Listed entries
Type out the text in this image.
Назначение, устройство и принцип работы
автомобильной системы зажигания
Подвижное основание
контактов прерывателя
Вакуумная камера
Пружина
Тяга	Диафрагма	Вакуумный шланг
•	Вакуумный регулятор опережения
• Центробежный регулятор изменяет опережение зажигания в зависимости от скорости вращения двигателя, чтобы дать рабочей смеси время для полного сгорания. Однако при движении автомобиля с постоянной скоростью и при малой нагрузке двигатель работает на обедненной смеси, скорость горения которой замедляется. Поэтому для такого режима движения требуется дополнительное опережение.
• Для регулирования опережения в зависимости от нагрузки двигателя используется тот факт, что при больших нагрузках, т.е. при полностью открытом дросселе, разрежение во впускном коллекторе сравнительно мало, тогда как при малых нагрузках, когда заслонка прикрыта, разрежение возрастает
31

Your instructions
Every line above needs to be retyped exactly.

Solution to the exercise
Type out the text in this image.
Назначение, устройство и принцип работы
автомобильной системы зажигания
Подвижное основание
контактов прерывателя
Вакуумная камера
Пружина
Тяга	Диафрагма	Вакуумный шланг
•	Вакуумный регулятор опережения
• Центробежный регулятор изменяет опережение зажигания в зависимости от скорости вращения двигателя, чтобы дать рабочей смеси время для полного сгорания. Однако при движении автомобиля с постоянной скоростью и при малой нагрузке двигатель работает на обедненной смеси, скорость горения которой замедляется. Поэтому для такого режима движения требуется дополнительное опережение.
• Для регулирования опережения в зависимости от нагрузки двигателя используется тот факт, что при больших нагрузках, т.е. при полностью открытом дросселе, разрежение во впускном коллекторе сравнительно мало, тогда как при малых нагрузках, когда заслонка прикрыта, разрежение возрастает
31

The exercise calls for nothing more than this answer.